Objective
Track down each line that has the word "النسائية" and copy it.

Raw records
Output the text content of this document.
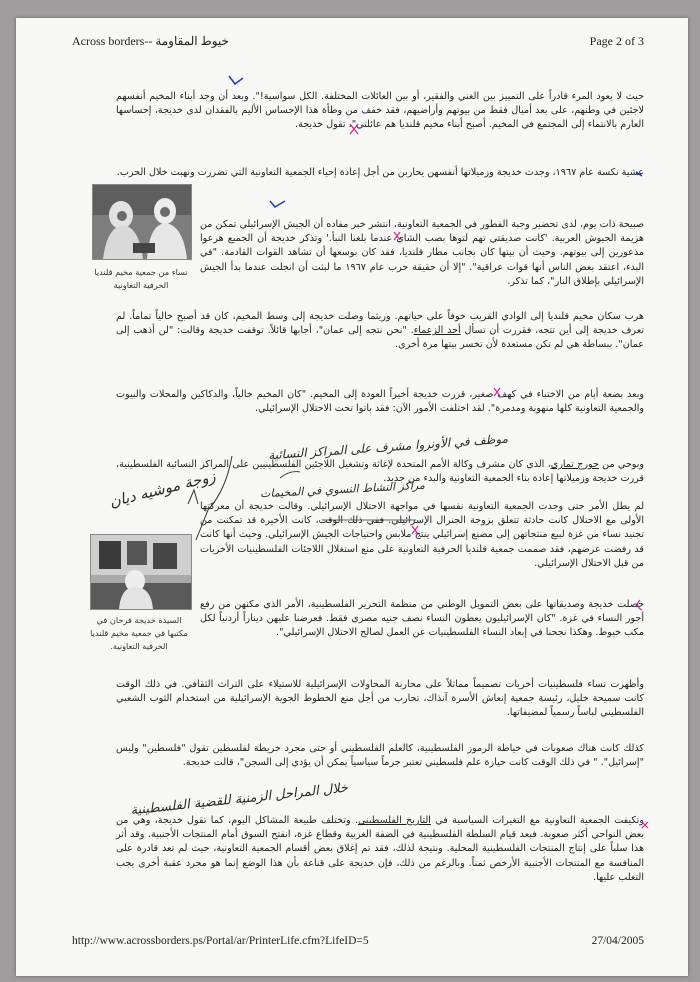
Across borders-- خيوط المقاومة	Page 2 of 3
حيث لا يعود المرء قادراً على التمييز بين الغني والفقير، أو بين العائلات المختلفة. الكل سواسية!". وبعد أن وجد أبناء المخيم أنفسهم لاجئين في وطنهم، على بعد أميال فقط من بيوتهم وأراضيهم، فقد خفف من وطأة هذا الإحساس الأليم بالفقدان لدى خديجة، إحساسها العارم بالانتماء إلى المجتمع في المخيم. أصبح أبناء مخيم قلنديا هم عائلتي"، تقول خديجة.
عشية نكسة عام ١٩٦٧، وجدت خديجة وزميلاتها أنفسهن يحاربن من أجل إعادة إحياء الجمعية التعاونية التي تضررت ونهبت خلال الحرب.
صبيحة ذات يوم، لدى تحضير وجبة الفطور في الجمعية التعاونية، انتشر خبر مفاده أن الجيش الإسرائيلي تمكن من هزيمة الجيوش العربية. 'كانت صديقتي تهم لتوها بصب الشاي عندما بلغنا النبأ.' وتذكر خديجة أن الجميع هرعوا مذعورين إلى بيوتهم. وحيث أن بيتها كان بجانب مطار قلنديا، فقد كان بوسعها أن تشاهد القوات القادمة. "في البدء، اعتقد بعض الناس أنها قوات عراقية". "إلا أن حقيقة حرب عام ١٩٦٧ ما لبثت أن انجلت عندما بدأ الجيش الإسرائيلي بإطلاق النار"، كما تذكر.
هرب سكان مخيم قلنديا إلى الوادي القريب خوفاً على حياتهم. وريثما وصلت خديجة إلى وسط المخيم، كان قد أصبح خالياً تماماً. لم تعرف خديجة إلى أين تتجه، فقررت أن تسأل أحد الزعماء. "نحن نتجه إلى عمان"، أجابها قائلاً. توقفت خديجة وقالت: "لن أذهب إلى عمان". ببساطة هي لم تكن مستعدة لأن تخسر بيتها مرة أخرى.
وبعد بضعة أيام من الاختباء في كهف صغير، قررت خديجة أخيراً العودة إلى المخيم. "كان المخيم خالياً، والدكاكين والمحلات والبيوت والجمعية التعاونية كلها منهوبة ومدمرة". لقد اختلفت الأمور الآن: فقد باتوا تحت الاحتلال الإسرائيلي.
وبوحي من جورج تماري، الذي كان مشرف وكالة الأمم المتحدة لإغاثة وتشغيل اللاجئين الفلسطينيين على المراكز النسائية الفلسطينية، قررت خديجة وزميلاتها إعادة بناء الجمعية التعاونية والبدء من جديد.
لم يطل الأمر حتى وجدت الجمعية التعاونية نفسها في مواجهة الاحتلال الإسرائيلي. وقالت خديجة أن معركتها الأولى مع الاحتلال كانت حادثة تتعلق بزوجة الجنرال الإسرائيلي. ففي ذلك الوقت، كانت الأخيرة قد تمكنت من تجنيد نساء من غزة لبيع منتجاتهن إلى مصنع إسرائيلي ينتج ملابس واحتياجات الجيش الإسرائيلي. وحيث أنها كانت قد رفضت عرضهم، فقد صممت جمعية قلنديا الحرفية التعاونية على منع استغلال اللاجئات الفلسطينيات الأخريات من قبل الاحتلال الإسرائيلي.
حصلت خديجة وصديقاتها على بعض التمويل الوطني من منظمة التحرير الفلسطينية، الأمر الذي مكنهن من رفع أجور النساء في غزة. "كان الإسرائيليون يعطون النساء نصف جنيه مصري فقط. فعرضنا عليهن ديناراً أردنياً لكل مكب خيوط. وهكذا نجحنا في إبعاد النساء الفلسطينيات عن العمل لصالح الاحتلال الإسرائيلي".
وأظهرت نساء فلسطينيات أخريات تصميماً مماثلاً على محاربة المحاولات الإسرائيلية للاستيلاء على التراث الثقافي. في ذلك الوقت كانت سميحة خليل، رئيسة جمعية إنعاش الأسرة آنذاك، تحارب من أجل منع الخطوط الجوية الإسرائيلية من استخدام الثوب الشعبي الفلسطيني لباساً رسمياً لمضيفاتها.
كذلك كانت هناك صعوبات في خياطة الرموز الفلسطينية، كالعلم الفلسطيني أو حتى مجرد خريطة لفلسطين تقول "فلسطين" وليس "إسرائيل". " في ذلك الوقت كانت حيازة علم فلسطيني تعتبر جرماً سياسياً يمكن أن يؤدي إلى السجن"، قالت خديجة.
وتكيفت الجمعية التعاونية مع التغيرات السياسية في التاريخ الفلسطيني. وتختلف طبيعة المشاكل اليوم، كما تقول خديجة، وهي من بعض النواحي أكثر صعوبة. فبعد قيام السلطة الفلسطينية في الضفة الغربية وقطاع غزة، انفتح السوق أمام المنتجات الأجنبية. وقد أثر هذا سلباً على إنتاج المنتجات الفلسطينية المحلية. ونتيجة لذلك، فقد تم إغلاق بعض أقسام الجمعية التعاونية، حيث لم تعد قادرة على المنافسة مع المنتجات الأجنبية الأرخص ثمناً. وبالرغم من ذلك، فإن خديجة على قناعة بأن هذا الوضع إنما هو مجرد عقبة أخرى يجب التغلب عليها.
نساء من جمعية مخيم قلنديا الحرفية التعاونية
السيدة خديجة فرحان في مكتبها في جمعية مخيم قلنديا الحرفية التعاونية.
موظف في الأونروا مشرف على المراكز النسائية
مراكز النشاط النسوي في المخيمات
زوجة موشيه ديان
خلال المراحل الزمنية للقضية الفلسطينية
http://www.acrossborders.ps/Portal/ar/PrinterLife.cfm?LifeID=5	27/04/2005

Result for this exercise
وبوحي من جورج تماري، الذي كان مشرف وكالة الأمم المتحدة لإغاثة وتشغيل اللاجئين الفلسطينيين على المراكز النسائية الفلسطينية، قررت خديجة وزميلاتها إعادة بناء الجمعية التعاونية والبدء من جديد.
موظف في الأونروا مشرف على المراكز النسائية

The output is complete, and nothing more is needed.